[Collected data]
-.-.-

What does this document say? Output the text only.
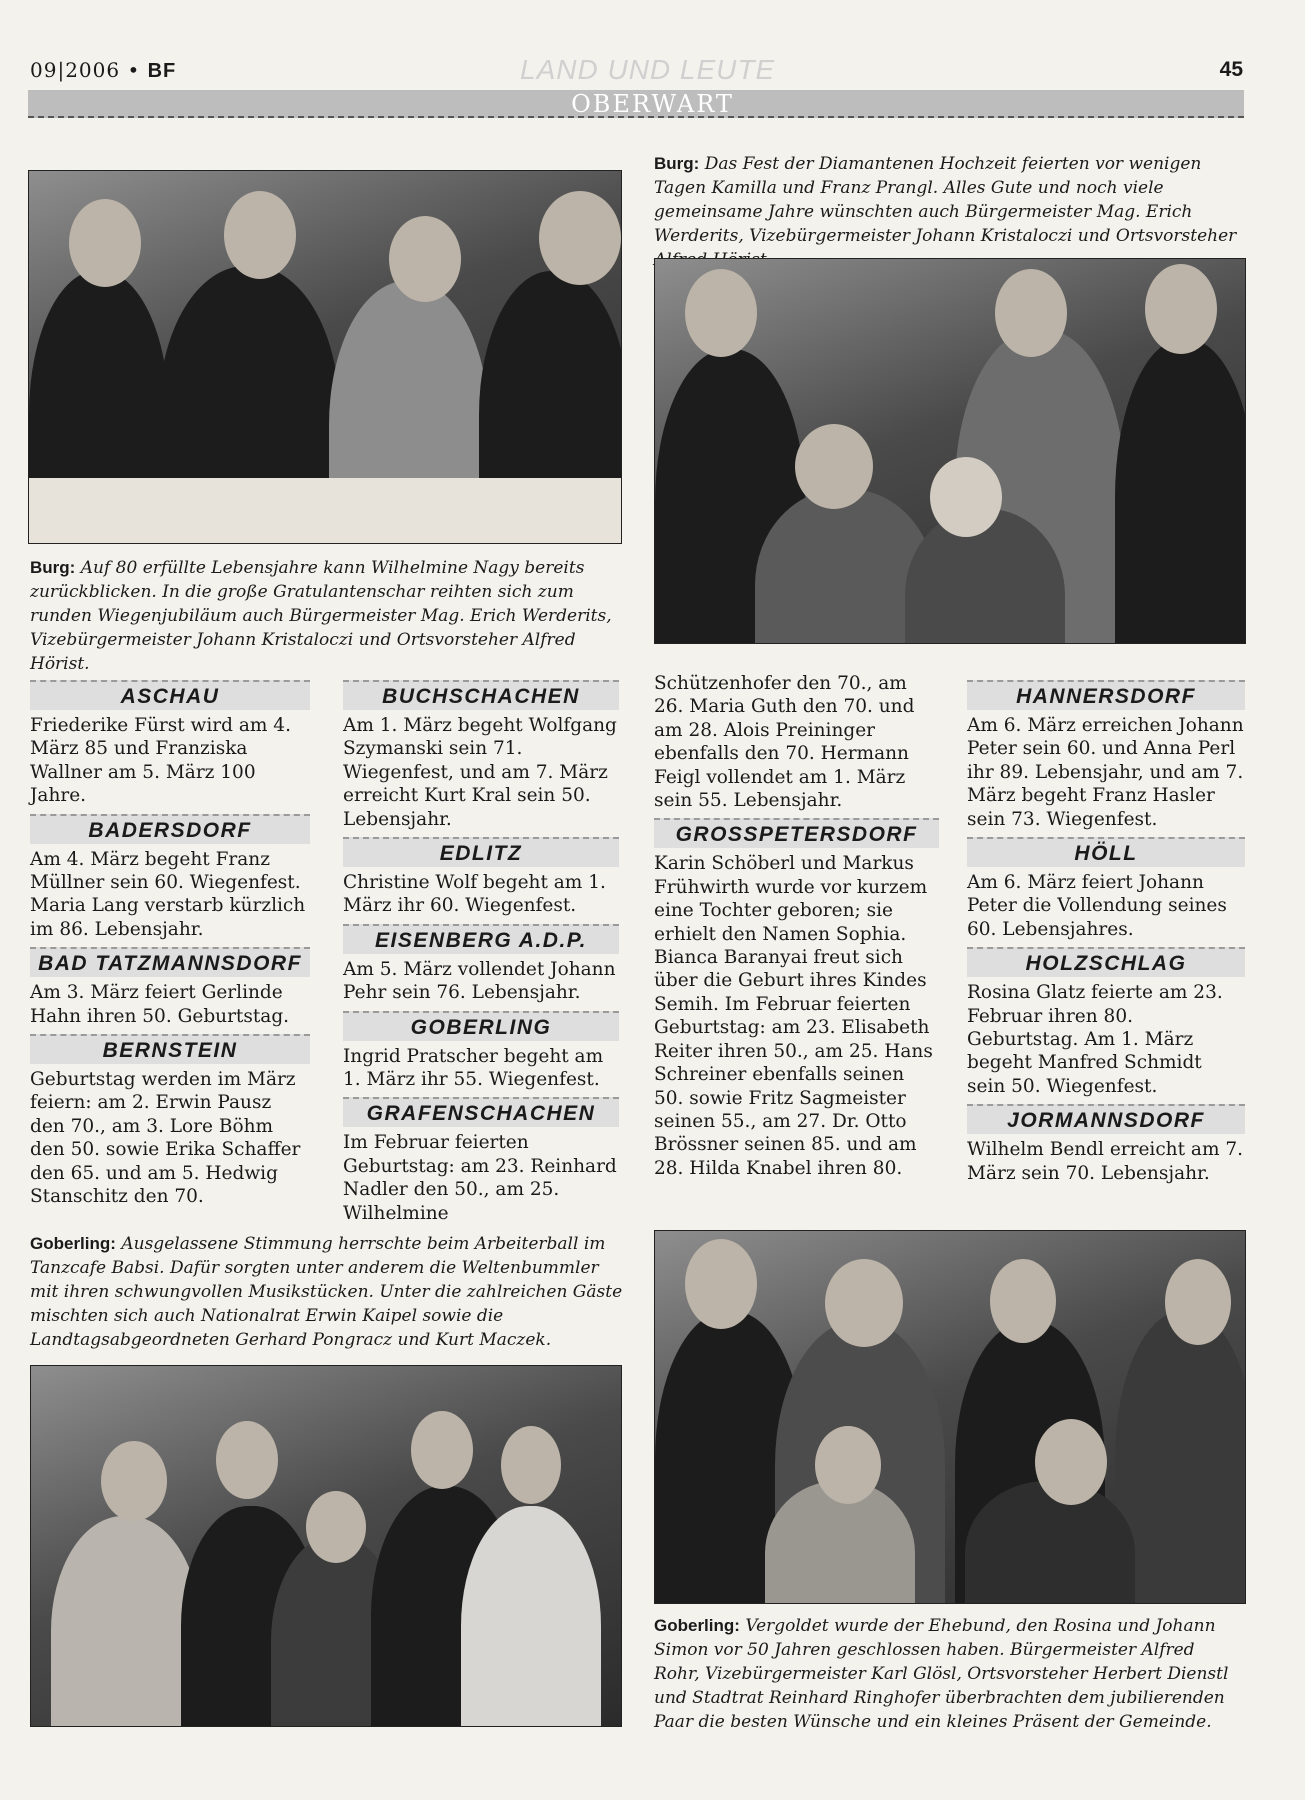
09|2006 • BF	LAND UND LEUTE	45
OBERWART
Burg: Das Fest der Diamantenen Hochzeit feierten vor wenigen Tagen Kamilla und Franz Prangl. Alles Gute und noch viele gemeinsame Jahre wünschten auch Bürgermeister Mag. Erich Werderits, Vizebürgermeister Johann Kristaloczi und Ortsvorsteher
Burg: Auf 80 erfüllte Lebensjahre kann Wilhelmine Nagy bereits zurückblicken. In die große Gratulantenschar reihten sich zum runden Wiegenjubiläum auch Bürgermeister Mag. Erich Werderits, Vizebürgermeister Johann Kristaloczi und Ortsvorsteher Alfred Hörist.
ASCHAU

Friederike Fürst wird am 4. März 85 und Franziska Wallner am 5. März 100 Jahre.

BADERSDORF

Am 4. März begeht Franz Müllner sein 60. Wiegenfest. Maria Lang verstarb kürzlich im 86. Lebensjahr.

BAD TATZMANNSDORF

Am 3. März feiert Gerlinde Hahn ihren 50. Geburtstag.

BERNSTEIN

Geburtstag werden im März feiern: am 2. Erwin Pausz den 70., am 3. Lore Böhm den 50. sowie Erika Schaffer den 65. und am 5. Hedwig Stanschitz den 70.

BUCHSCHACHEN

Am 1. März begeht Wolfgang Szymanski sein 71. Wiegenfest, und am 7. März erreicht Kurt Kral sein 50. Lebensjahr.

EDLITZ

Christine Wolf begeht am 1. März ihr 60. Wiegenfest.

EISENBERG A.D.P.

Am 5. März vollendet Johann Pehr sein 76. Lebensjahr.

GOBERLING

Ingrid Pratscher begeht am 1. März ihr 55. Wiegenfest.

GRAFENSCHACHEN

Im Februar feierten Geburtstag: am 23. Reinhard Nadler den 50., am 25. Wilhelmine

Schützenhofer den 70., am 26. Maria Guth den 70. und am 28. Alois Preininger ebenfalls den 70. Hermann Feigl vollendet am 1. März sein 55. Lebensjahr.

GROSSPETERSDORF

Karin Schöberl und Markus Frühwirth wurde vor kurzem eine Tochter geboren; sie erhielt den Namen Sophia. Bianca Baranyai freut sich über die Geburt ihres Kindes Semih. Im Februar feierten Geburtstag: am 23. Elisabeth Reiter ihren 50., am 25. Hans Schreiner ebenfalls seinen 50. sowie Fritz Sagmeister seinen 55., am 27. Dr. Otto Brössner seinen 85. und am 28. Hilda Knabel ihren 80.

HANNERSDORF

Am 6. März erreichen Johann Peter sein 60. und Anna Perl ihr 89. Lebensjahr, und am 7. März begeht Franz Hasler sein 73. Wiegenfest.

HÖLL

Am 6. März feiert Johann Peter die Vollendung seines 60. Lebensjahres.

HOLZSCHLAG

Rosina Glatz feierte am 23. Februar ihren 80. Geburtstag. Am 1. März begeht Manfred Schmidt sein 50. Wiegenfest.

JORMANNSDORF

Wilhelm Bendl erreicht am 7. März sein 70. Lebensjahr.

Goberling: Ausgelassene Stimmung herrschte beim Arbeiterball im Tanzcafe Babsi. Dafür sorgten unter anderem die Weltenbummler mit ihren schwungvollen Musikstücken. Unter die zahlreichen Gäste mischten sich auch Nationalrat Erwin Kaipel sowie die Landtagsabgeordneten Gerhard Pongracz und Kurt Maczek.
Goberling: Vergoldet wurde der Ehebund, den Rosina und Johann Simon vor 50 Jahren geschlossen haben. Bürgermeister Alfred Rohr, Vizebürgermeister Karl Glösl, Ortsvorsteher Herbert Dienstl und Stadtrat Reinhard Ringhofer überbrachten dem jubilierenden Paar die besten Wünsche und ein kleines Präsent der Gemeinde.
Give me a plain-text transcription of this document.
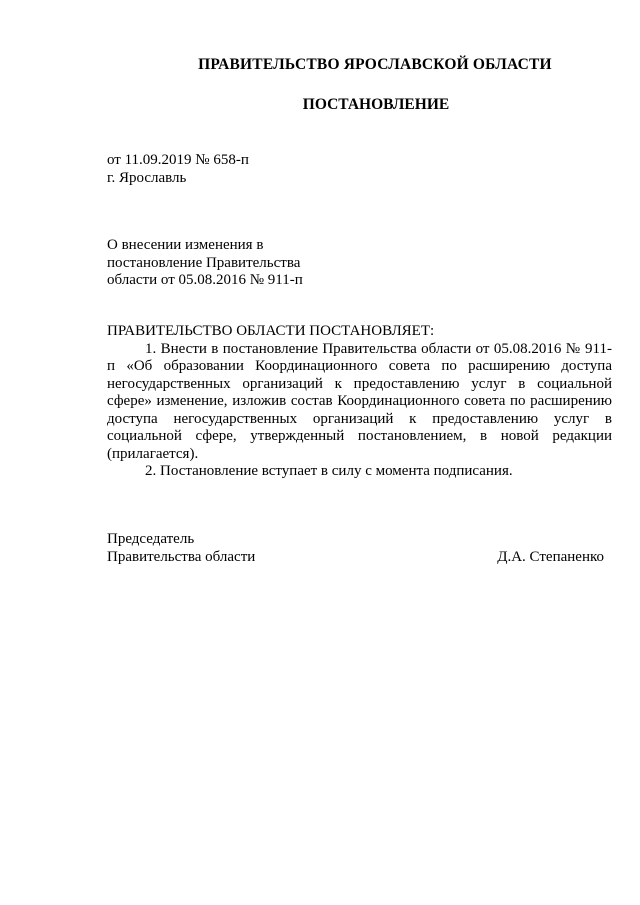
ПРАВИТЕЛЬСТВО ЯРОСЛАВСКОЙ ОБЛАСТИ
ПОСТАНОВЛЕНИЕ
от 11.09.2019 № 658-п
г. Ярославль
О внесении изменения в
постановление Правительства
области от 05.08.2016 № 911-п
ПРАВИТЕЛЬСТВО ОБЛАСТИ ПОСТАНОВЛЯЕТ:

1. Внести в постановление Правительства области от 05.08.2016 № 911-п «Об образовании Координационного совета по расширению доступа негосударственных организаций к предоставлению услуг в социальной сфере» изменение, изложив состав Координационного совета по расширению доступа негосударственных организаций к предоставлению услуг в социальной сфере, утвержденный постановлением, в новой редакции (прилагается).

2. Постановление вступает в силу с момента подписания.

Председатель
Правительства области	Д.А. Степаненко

-.-.-

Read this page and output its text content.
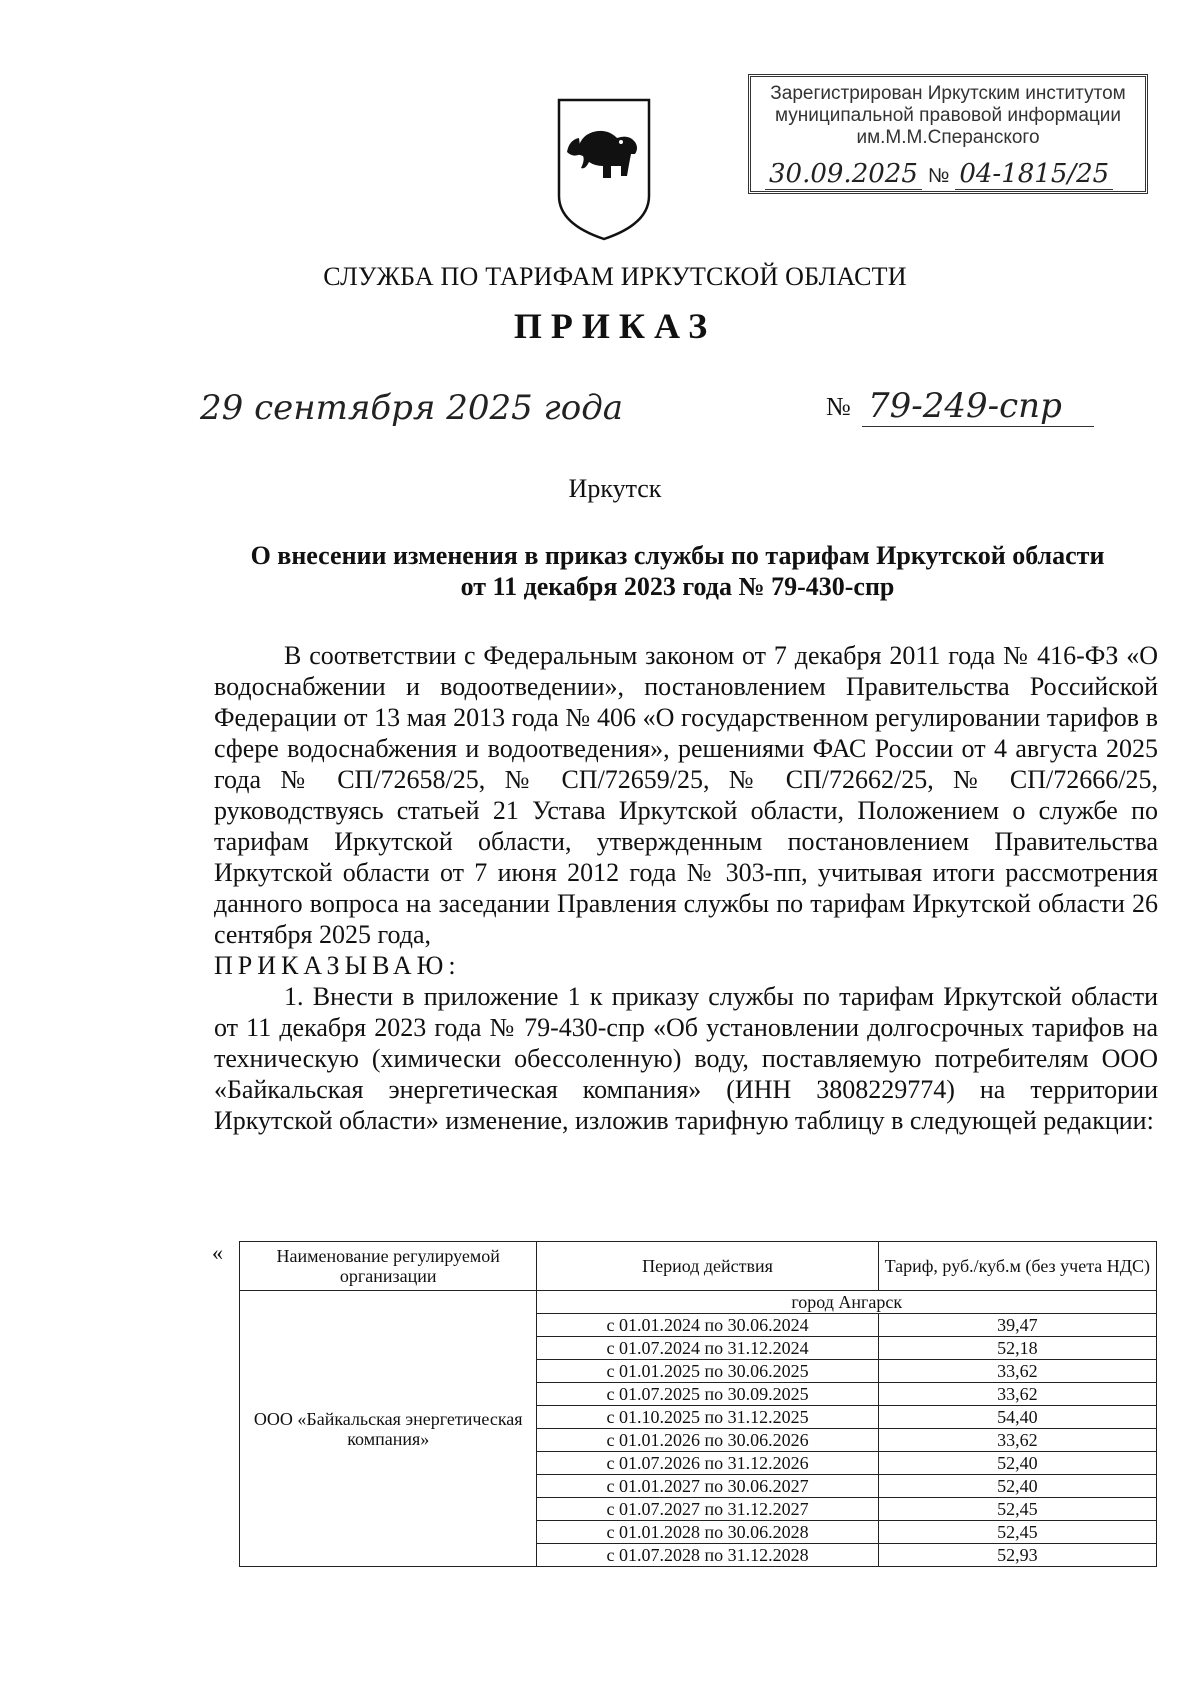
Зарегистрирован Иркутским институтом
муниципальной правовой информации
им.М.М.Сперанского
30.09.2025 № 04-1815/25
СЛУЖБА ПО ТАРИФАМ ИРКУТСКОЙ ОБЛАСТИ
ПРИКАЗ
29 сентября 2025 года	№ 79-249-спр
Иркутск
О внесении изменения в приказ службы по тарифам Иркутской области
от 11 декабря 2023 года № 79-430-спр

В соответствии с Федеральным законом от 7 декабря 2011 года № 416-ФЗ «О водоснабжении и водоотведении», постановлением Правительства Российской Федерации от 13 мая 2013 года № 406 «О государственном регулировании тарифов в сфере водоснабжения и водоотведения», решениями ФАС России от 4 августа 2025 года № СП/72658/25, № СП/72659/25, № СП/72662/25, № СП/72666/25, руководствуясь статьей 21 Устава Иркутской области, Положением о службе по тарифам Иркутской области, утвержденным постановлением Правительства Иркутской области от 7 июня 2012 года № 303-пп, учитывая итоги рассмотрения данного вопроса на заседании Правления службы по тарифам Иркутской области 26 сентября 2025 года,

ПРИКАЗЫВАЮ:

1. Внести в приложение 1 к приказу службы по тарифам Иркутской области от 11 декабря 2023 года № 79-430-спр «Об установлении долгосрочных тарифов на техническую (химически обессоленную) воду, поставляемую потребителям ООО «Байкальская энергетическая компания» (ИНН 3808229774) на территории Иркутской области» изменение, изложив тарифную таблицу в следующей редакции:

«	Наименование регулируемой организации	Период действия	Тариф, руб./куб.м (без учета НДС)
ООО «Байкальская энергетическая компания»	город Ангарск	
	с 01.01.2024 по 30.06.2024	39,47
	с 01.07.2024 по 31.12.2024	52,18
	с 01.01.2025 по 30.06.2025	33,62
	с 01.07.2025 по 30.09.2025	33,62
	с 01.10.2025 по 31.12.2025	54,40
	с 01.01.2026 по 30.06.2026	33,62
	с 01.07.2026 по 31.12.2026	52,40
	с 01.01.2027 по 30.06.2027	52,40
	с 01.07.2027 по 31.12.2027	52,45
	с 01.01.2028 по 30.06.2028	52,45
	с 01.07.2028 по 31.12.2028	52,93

-.-.-

Goal of the exercise: Return every line holding the word "изменения" from the records.

Solved problem:
О внесении изменения в
О внесении изменения в приказ службы по тарифам Иркутской области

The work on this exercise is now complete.